##### SELECTED PASSAGE #####

Skip to content
Link copied to clipboard

Lois P. Revlock, executive secretary who became a watercolor artist, dies at 97

Mr. Revlock was a whiz at typing, but she grew weary of office gossip. In her forties, she became a watercolor artist. Her works have been shown on the East and West Coasts, and in Canada.

Lois Revlock as a young woman.
Lois Revlock as a young woman.Read moreCourtesy of the Revlock Family (Custom credit)

Lois Proctor Revlock, 97, an executive secretary who had a second career as a watercolor artist, died Thursday, Nov. 12, of gall bladder cancer at her home in Ambler.

Mrs. Revlock was born in Proctor, Mont., a town founded by her pioneer grandfather, for whom she was named. Her parents were Ellery Clarence and Adelaide Durfee Proctor.

##### RECORD SET #####

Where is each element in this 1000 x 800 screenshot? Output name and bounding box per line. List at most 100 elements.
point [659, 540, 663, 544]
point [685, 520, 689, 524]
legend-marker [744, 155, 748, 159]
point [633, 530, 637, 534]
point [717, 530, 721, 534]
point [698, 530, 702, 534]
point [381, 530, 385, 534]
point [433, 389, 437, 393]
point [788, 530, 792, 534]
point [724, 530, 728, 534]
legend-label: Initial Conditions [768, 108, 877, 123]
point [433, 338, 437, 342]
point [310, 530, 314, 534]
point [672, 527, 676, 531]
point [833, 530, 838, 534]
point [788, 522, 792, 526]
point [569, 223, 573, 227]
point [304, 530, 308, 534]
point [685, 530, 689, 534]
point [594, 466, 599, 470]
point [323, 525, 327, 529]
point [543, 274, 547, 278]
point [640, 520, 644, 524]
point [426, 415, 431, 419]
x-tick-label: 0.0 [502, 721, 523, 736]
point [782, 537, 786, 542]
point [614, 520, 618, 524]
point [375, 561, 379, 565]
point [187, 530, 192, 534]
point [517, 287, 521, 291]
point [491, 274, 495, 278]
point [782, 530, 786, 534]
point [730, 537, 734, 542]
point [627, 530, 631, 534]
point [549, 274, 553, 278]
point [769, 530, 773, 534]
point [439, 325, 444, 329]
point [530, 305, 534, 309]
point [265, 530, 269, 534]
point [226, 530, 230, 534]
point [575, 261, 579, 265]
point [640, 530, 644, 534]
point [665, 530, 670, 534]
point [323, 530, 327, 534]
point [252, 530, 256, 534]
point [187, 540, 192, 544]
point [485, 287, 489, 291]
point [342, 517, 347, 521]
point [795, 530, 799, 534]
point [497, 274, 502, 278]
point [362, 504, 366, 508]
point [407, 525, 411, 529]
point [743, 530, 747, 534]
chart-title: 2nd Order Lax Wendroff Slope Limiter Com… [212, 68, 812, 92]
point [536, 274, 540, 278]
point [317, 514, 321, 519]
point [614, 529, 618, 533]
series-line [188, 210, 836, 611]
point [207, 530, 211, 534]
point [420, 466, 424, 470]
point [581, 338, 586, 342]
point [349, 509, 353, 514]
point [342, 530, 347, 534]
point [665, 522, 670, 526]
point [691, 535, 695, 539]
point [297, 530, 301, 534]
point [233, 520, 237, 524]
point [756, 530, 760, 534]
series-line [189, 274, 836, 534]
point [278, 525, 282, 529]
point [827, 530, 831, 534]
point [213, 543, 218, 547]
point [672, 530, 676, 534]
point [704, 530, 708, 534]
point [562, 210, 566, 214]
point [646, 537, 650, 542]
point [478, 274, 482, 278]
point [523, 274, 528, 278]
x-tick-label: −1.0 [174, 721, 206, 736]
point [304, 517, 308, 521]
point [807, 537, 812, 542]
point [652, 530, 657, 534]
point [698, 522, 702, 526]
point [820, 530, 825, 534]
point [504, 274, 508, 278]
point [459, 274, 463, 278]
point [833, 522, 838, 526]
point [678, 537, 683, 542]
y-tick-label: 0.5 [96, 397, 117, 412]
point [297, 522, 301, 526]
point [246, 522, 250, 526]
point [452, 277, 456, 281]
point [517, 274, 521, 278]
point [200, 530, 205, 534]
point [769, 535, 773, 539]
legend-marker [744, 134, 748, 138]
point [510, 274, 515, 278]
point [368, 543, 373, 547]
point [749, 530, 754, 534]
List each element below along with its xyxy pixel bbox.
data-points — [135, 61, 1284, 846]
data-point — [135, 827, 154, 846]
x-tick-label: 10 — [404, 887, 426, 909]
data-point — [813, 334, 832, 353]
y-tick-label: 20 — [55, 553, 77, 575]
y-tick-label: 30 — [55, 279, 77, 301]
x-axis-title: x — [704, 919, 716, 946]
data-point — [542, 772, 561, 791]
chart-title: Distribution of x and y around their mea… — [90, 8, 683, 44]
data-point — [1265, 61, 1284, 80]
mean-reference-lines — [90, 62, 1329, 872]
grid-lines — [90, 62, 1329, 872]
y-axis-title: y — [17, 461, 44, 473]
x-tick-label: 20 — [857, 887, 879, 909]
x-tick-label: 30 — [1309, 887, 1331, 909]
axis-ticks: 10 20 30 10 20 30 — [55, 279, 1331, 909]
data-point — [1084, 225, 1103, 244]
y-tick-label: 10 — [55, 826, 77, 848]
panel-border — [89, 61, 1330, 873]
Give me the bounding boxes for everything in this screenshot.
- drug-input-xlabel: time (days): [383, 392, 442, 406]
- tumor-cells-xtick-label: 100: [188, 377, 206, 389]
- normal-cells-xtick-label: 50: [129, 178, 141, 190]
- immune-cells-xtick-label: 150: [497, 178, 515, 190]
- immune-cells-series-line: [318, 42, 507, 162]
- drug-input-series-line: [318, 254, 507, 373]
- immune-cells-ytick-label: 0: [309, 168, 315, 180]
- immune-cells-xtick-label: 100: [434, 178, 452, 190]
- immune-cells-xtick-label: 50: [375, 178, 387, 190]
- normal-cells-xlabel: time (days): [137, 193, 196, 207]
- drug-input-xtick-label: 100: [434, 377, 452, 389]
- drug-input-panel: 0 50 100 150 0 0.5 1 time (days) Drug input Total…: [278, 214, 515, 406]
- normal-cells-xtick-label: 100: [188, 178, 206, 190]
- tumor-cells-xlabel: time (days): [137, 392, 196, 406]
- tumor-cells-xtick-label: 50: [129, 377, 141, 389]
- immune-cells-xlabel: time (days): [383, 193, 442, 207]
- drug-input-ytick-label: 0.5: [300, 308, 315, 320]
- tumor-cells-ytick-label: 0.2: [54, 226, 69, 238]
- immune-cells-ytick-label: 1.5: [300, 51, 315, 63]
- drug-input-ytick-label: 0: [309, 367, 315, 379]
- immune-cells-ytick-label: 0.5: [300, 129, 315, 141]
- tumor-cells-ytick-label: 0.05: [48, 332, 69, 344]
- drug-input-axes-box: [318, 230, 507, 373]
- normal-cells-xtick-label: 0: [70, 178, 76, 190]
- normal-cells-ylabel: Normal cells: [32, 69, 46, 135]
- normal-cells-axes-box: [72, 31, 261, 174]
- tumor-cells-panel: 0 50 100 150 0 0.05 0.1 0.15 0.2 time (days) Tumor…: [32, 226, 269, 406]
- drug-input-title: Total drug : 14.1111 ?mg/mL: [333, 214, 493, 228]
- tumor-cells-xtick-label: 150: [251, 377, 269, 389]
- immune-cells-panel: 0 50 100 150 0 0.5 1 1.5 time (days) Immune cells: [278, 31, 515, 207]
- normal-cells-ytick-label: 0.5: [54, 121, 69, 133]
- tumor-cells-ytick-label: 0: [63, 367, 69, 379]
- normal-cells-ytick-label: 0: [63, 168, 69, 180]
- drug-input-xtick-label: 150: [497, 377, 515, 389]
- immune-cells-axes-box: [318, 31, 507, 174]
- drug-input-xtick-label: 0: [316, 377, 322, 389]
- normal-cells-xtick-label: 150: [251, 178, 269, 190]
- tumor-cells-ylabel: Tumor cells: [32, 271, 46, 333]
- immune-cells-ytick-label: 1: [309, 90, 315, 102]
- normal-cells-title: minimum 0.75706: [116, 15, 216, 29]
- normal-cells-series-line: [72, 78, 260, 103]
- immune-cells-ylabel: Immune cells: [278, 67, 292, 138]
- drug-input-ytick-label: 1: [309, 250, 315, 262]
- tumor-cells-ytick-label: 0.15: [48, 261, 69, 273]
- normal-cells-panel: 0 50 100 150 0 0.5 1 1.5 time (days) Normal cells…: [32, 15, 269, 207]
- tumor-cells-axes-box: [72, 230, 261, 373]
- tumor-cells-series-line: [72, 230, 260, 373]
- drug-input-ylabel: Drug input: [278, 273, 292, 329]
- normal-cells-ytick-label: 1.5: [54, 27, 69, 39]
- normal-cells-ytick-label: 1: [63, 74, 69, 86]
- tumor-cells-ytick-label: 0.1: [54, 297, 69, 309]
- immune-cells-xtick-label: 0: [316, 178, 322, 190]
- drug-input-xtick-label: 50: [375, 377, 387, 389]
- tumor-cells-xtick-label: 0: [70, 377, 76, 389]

#####

> [THE PROBLEM]:
Rewrite the obituary starting with "Skip to content" and going on through "Adelaide Durfee Proctor.", substituting "painter" for every "watercolor artist".

> [TASK OUTPUT]:
Skip to content
Link copied to clipboard

Lois P. Revlock, executive secretary who became a painter, dies at 97

Mr. Revlock was a whiz at typing, but she grew weary of office gossip. In her forties, she became a painter. Her works have been shown on the East and West Coasts, and in Canada.

Lois Revlock as a young woman.
Lois Revlock as a young woman.Read moreCourtesy of the Revlock Family (Custom credit)

Lois Proctor Revlock, 97, an executive secretary who had a second career as a painter, died Thursday, Nov. 12, of gall bladder cancer at her home in Ambler.

Mrs. Revlock was born in Proctor, Mont., a town founded by her pioneer grandfather, for whom she was named. Her parents were Ellery Clarence and Adelaide Durfee Proctor.